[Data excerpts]
□ □ □ □
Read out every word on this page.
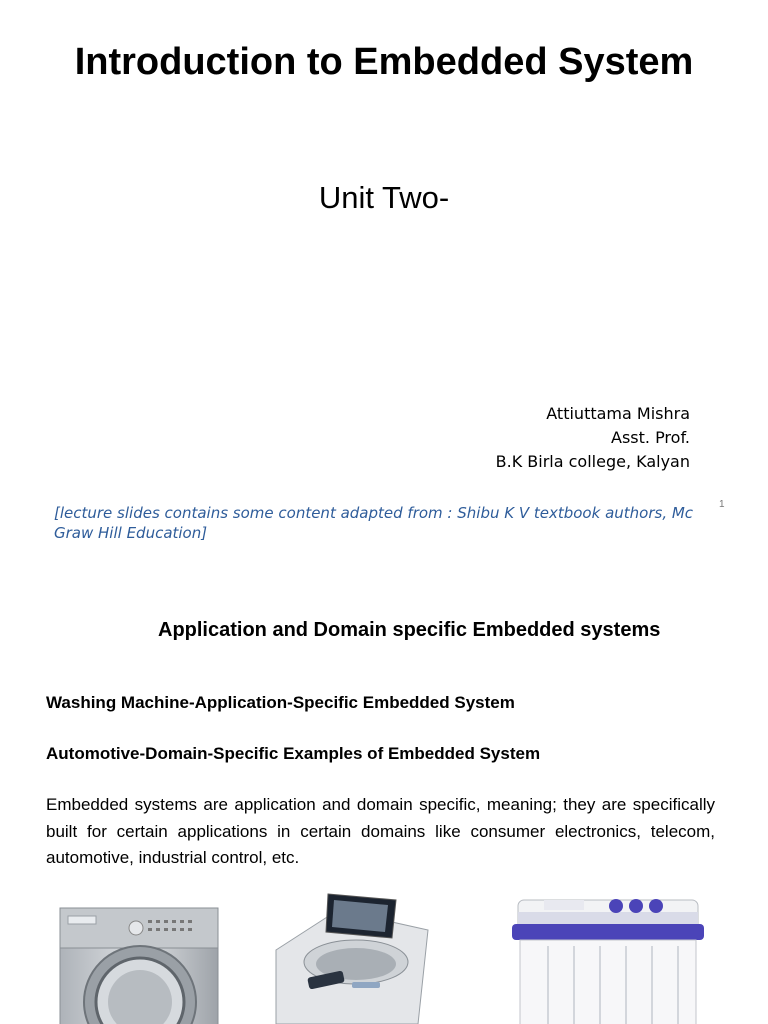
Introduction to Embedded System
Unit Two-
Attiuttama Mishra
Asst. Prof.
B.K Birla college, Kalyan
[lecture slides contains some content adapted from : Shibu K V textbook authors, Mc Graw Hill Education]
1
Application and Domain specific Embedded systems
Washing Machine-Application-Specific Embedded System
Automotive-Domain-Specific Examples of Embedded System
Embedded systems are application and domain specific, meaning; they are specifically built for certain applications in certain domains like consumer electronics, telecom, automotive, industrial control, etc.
□ □ □ □
THE PROBLEM: From the listing, extract all text exactly as given and drop any picture.

RESPONSE TO THE TASK:
Read out every word on this page.
Introduction to Embedded System
Unit Two-
Attiuttama Mishra
Asst. Prof.
B.K Birla college, Kalyan
[lecture slides contains some content adapted from : Shibu K V textbook authors, Mc Graw Hill Education]
1
Application and Domain specific Embedded systems
Washing Machine-Application-Specific Embedded System
Automotive-Domain-Specific Examples of Embedded System
Embedded systems are application and domain specific, meaning; they are specifically built for certain applications in certain domains like consumer electronics, telecom, automotive, industrial control, etc.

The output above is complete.